◆ The problem ◆
Transcribe the data line for line, starting from its first line and ending with the line that contains "data-label: 17 bbox=[1190, 320, 1202, 328]", including that line.

<<<<

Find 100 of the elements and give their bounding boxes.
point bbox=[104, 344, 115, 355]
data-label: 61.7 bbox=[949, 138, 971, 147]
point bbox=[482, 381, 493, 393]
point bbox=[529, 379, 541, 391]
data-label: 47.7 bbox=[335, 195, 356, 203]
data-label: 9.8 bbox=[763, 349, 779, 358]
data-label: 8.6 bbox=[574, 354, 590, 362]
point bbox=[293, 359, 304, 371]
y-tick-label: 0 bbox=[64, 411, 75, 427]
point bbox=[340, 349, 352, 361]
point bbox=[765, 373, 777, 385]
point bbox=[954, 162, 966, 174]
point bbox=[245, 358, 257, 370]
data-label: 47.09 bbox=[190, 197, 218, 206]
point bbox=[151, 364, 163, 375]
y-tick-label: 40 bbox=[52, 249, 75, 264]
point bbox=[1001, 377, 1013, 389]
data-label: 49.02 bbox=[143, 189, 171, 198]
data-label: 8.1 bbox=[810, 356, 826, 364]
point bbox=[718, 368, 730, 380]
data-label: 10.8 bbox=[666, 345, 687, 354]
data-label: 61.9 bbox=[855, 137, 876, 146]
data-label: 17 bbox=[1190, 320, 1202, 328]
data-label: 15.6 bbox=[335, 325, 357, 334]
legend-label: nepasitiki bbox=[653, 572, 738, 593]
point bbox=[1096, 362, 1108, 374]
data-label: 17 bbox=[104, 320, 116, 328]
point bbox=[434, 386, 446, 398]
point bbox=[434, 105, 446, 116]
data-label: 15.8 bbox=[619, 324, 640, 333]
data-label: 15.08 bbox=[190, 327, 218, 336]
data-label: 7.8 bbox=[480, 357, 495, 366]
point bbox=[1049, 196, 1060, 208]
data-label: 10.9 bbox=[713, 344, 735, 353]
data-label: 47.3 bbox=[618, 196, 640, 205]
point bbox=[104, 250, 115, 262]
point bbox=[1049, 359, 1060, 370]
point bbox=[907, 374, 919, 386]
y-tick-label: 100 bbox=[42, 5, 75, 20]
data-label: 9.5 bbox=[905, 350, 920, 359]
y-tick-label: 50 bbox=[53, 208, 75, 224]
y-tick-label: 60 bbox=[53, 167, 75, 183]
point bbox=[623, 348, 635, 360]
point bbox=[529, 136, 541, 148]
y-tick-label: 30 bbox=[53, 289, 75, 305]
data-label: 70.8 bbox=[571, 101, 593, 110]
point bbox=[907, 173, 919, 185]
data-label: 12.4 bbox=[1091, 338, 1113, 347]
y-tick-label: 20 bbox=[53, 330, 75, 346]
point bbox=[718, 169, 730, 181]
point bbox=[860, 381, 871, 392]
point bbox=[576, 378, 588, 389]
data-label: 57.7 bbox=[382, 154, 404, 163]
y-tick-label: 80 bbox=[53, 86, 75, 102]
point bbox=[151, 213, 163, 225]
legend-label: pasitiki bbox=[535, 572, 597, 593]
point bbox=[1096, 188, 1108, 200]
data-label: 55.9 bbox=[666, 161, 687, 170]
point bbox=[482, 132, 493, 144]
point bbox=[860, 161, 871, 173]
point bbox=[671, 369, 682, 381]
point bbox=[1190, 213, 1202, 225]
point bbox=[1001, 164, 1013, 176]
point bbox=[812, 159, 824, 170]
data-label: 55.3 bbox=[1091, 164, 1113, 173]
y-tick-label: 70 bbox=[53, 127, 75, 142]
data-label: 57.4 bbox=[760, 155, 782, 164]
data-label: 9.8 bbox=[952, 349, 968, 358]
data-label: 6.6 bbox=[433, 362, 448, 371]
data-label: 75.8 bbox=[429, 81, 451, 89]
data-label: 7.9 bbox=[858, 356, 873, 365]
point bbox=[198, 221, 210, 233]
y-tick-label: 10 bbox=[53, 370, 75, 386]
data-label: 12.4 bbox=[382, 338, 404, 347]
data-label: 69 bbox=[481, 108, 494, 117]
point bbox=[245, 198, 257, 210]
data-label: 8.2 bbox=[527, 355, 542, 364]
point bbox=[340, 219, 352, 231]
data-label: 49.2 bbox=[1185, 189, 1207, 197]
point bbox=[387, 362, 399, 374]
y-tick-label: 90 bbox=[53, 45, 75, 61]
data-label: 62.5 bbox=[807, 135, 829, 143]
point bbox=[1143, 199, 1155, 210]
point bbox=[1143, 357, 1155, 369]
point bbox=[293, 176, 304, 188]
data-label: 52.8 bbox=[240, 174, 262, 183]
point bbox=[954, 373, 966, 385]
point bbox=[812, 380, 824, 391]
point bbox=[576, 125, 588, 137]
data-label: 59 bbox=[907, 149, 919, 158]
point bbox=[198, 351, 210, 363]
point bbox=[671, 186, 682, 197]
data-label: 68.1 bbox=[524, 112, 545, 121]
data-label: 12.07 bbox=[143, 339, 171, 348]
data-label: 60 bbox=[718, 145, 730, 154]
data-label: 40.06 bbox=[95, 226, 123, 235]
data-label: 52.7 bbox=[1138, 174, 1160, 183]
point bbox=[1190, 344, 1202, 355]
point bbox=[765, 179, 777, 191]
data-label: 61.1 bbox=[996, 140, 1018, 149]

>>>>

◆ Exercise response ◆
Find 100 of the elements and give their bounding boxes.
point bbox=[104, 344, 115, 355]
data-label: 61.7 bbox=[949, 138, 971, 147]
point bbox=[482, 381, 493, 393]
point bbox=[529, 379, 541, 391]
data-label: 47.7 bbox=[335, 195, 356, 203]
data-label: 9.8 bbox=[763, 349, 779, 358]
data-label: 8.6 bbox=[574, 354, 590, 362]
point bbox=[293, 359, 304, 371]
y-tick-label: 0 bbox=[64, 411, 75, 427]
point bbox=[340, 349, 352, 361]
point bbox=[765, 373, 777, 385]
point bbox=[954, 162, 966, 174]
point bbox=[245, 358, 257, 370]
data-label: 47.09 bbox=[190, 197, 218, 206]
point bbox=[151, 364, 163, 375]
y-tick-label: 40 bbox=[52, 249, 75, 264]
point bbox=[1001, 377, 1013, 389]
data-label: 49.02 bbox=[143, 189, 171, 198]
data-label: 8.1 bbox=[810, 356, 826, 364]
point bbox=[718, 368, 730, 380]
data-label: 10.8 bbox=[666, 345, 687, 354]
data-label: 61.9 bbox=[855, 137, 876, 146]
data-label: 17 bbox=[1190, 320, 1202, 328]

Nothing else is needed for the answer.